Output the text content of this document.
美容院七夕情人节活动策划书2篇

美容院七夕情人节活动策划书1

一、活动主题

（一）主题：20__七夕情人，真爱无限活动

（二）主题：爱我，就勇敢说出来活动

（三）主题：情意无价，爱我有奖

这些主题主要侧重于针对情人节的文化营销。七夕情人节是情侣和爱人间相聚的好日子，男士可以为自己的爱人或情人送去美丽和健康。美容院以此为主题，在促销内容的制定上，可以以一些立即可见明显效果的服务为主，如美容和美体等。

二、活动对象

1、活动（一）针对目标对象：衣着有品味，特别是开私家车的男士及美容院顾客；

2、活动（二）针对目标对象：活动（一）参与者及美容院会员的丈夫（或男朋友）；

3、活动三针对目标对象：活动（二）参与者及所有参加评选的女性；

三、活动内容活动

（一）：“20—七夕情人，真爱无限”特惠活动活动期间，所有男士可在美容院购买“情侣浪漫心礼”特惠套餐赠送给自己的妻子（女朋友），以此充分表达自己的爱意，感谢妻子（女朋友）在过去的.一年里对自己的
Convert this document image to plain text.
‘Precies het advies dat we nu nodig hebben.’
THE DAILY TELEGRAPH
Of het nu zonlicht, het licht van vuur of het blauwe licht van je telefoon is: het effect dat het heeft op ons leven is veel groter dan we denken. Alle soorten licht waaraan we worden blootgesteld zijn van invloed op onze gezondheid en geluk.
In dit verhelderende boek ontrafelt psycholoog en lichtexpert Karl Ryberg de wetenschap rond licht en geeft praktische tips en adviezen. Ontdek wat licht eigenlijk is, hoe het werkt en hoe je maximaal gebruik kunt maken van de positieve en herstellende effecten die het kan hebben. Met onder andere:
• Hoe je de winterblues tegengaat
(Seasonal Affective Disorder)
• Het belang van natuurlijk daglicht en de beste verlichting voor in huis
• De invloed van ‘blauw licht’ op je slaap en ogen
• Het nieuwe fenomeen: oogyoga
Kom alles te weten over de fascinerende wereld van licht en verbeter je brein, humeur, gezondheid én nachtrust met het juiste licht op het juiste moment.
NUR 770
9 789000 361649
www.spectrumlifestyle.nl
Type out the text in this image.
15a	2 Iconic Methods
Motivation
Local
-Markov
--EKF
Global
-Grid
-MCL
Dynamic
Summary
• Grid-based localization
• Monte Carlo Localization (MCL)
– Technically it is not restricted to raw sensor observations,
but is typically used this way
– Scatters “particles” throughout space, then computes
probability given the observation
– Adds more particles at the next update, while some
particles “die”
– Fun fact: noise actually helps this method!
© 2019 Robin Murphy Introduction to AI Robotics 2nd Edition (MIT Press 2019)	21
****
▸ OBJECTIVE
Repeat all of the records above exactly as written.

▸ TASK RESULT
Output the text content of this document.
美容院七夕情人节活动策划书2篇

美容院七夕情人节活动策划书1

一、活动主题

（一）主题：20__七夕情人，真爱无限活动

（二）主题：爱我，就勇敢说出来活动

（三）主题：情意无价，爱我有奖

这些主题主要侧重于针对情人节的文化营销。七夕情人节是情侣和爱人间相聚的好日子，男士可以为自己的爱人或情人送去美丽和健康。美容院以此为主题，在促销内容的制定上，可以以一些立即可见明显效果的服务为主，如美容和美体等。

二、活动对象

1、活动（一）针对目标对象：衣着有品味，特别是开私家车的男士及美容院顾客；

2、活动（二）针对目标对象：活动（一）参与者及美容院会员的丈夫（或男朋友）；

3、活动三针对目标对象：活动（二）参与者及所有参加评选的女性；

三、活动内容活动

（一）：“20—七夕情人，真爱无限”特惠活动活动期间，所有男士可在美容院购买“情侣浪漫心礼”特惠套餐赠送给自己的妻子（女朋友），以此充分表达自己的爱意，感谢妻子（女朋友）在过去的.一年里对自己的
Convert this document image to plain text.
‘Precies het advies dat we nu nodig hebben.’
THE DAILY TELEGRAPH
Of het nu zonlicht, het licht van vuur of het blauwe licht van je telefoon is: het effect dat het heeft op ons leven is veel groter dan we denken. Alle soorten licht waaraan we worden blootgesteld zijn van invloed op onze gezondheid en geluk.
In dit verhelderende boek ontrafelt psycholoog en lichtexpert Karl Ryberg de wetenschap rond licht en geeft praktische tips en adviezen. Ontdek wat licht eigenlijk is, hoe het werkt en hoe je maximaal gebruik kunt maken van de positieve en herstellende effecten die het kan hebben. Met onder andere:
• Hoe je de winterblues tegengaat
(Seasonal Affective Disorder)
• Het belang van natuurlijk daglicht en de beste verlichting voor in huis
• De invloed van ‘blauw licht’ op je slaap en ogen
• Het nieuwe fenomeen: oogyoga
Kom alles te weten over de fascinerende wereld van licht en verbeter je brein, humeur, gezondheid én nachtrust met het juiste licht op het juiste moment.
NUR 770
9 789000 361649
www.spectrumlifestyle.nl
Type out the text in this image.
15a	2 Iconic Methods
Motivation
Local
-Markov
--EKF
Global
-Grid
-MCL
Dynamic
Summary
• Grid-based localization
• Monte Carlo Localization (MCL)
– Technically it is not restricted to raw sensor observations,
but is typically used this way
– Scatters “particles” throughout space, then computes
probability given the observation
– Adds more particles at the next update, while some
particles “die”
– Fun fact: noise actually helps this method!
© 2019 Robin Murphy Introduction to AI Robotics 2nd Edition (MIT Press 2019)	21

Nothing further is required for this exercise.